> _What to do_:
Repeat every record below exactly, omitting any pictures.

* * *

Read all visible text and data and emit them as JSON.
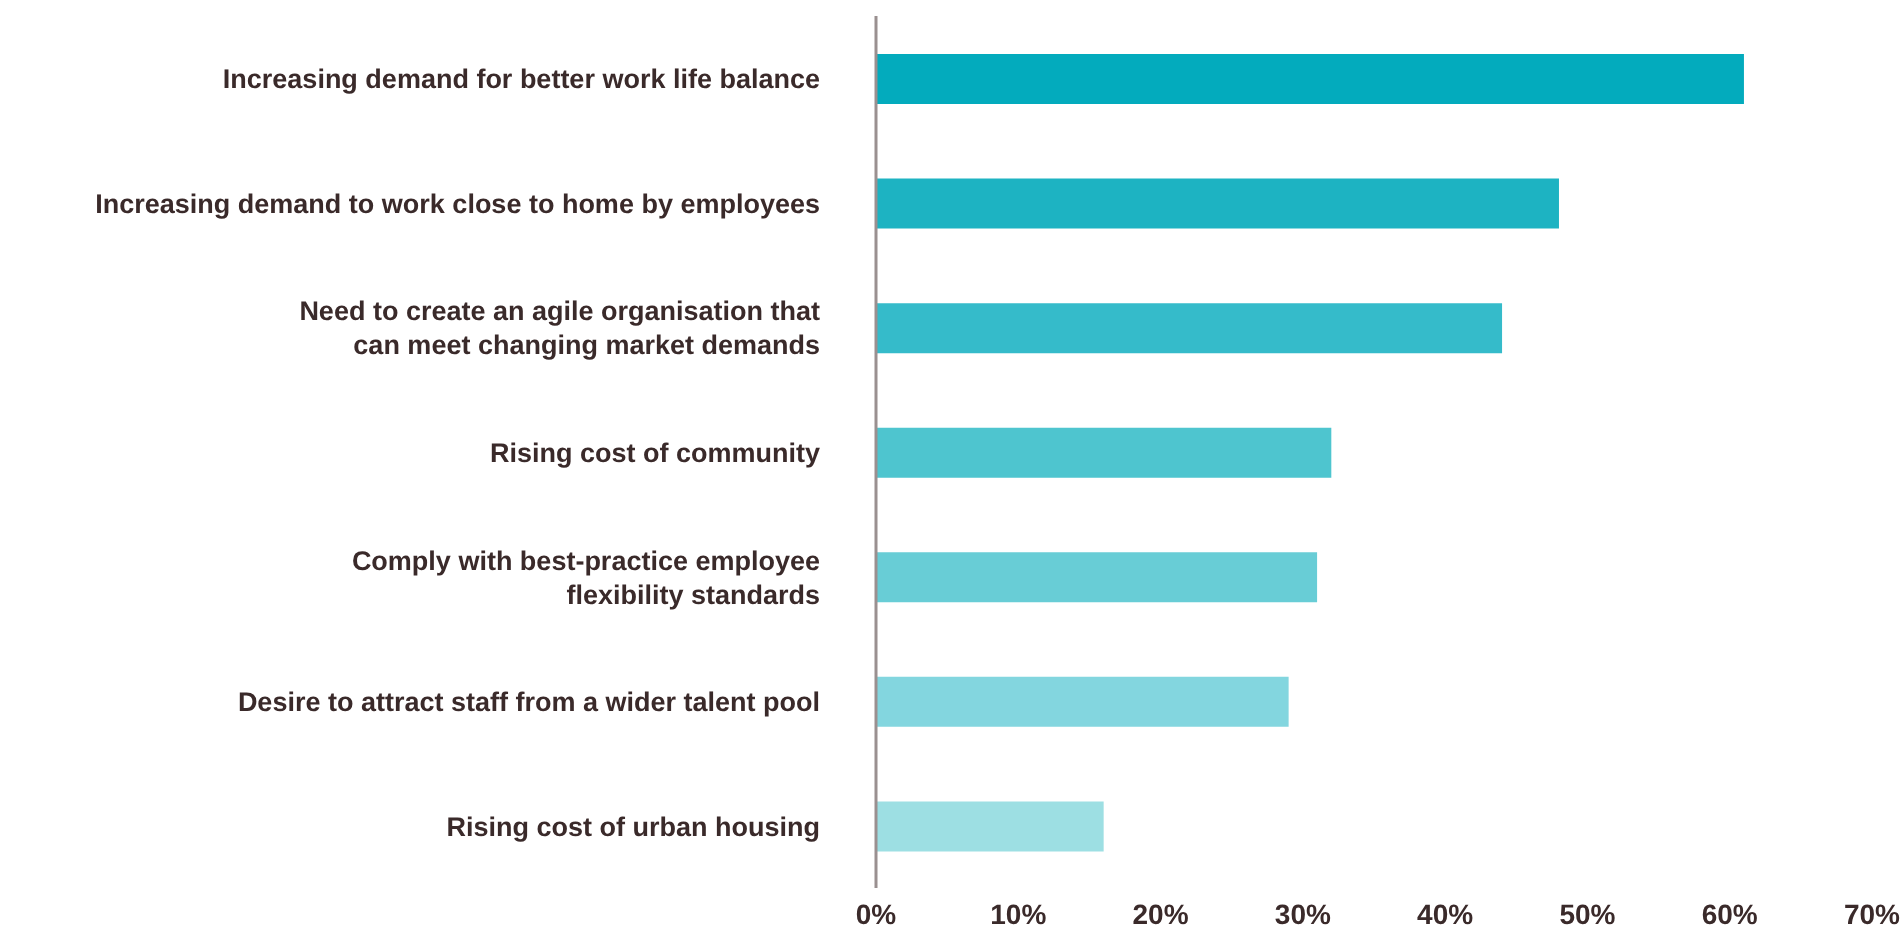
{
  "chart_data": {
    "type": "bar",
    "orientation": "horizontal",
    "categories": [
      "Increasing demand for better work life balance",
      "Increasing demand to work close to home by employees",
      "Need to create an agile organisation that can meet changing market demands",
      "Rising cost of community",
      "Comply with best-practice employee flexibility standards",
      "Desire to attract staff from a wider talent pool",
      "Rising cost of urban housing"
    ],
    "values": [
      61,
      48,
      44,
      32,
      31,
      29,
      16
    ],
    "colors": [
      "#03abbd",
      "#1db3c2",
      "#35bbca",
      "#4ec5cf",
      "#68cdd6",
      "#83d6df",
      "#9ddfe3"
    ],
    "xlim": [
      0,
      70
    ],
    "xticks": [
      {
        "value": 0,
        "label": "0%"
      },
      {
        "value": 10,
        "label": "10%"
      },
      {
        "value": 20,
        "label": "20%"
      },
      {
        "value": 30,
        "label": "30%"
      },
      {
        "value": 40,
        "label": "40%"
      },
      {
        "value": 50,
        "label": "50%"
      },
      {
        "value": 60,
        "label": "60%"
      },
      {
        "value": 70,
        "label": "70%"
      }
    ],
    "grid": false,
    "legend": false
  }
}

* * *

> _Complete answer_:
Read all visible text and data and emit them as JSON.
{
  "chart_data": {
    "type": "bar",
    "orientation": "horizontal",
    "categories": [
      "Increasing demand for better work life balance",
      "Increasing demand to work close to home by employees",
      "Need to create an agile organisation that can meet changing market demands",
      "Rising cost of community",
      "Comply with best-practice employee flexibility standards",
      "Desire to attract staff from a wider talent pool",
      "Rising cost of urban housing"
    ],
    "values": [
      61,
      48,
      44,
      32,
      31,
      29,
      16
    ],
    "colors": [
      "#03abbd",
      "#1db3c2",
      "#35bbca",
      "#4ec5cf",
      "#68cdd6",
      "#83d6df",
      "#9ddfe3"
    ],
    "xlim": [
      0,
      70
    ],
    "xticks": [
      {
        "value": 0,
        "label": "0%"
      },
      {
        "value": 10,
        "label": "10%"
      },
      {
        "value": 20,
        "label": "20%"
      },
      {
        "value": 30,
        "label": "30%"
      },
      {
        "value": 40,
        "label": "40%"
      },
      {
        "value": 50,
        "label": "50%"
      },
      {
        "value": 60,
        "label": "60%"
      },
      {
        "value": 70,
        "label": "70%"
      }
    ],
    "grid": false,
    "legend": false
  }
}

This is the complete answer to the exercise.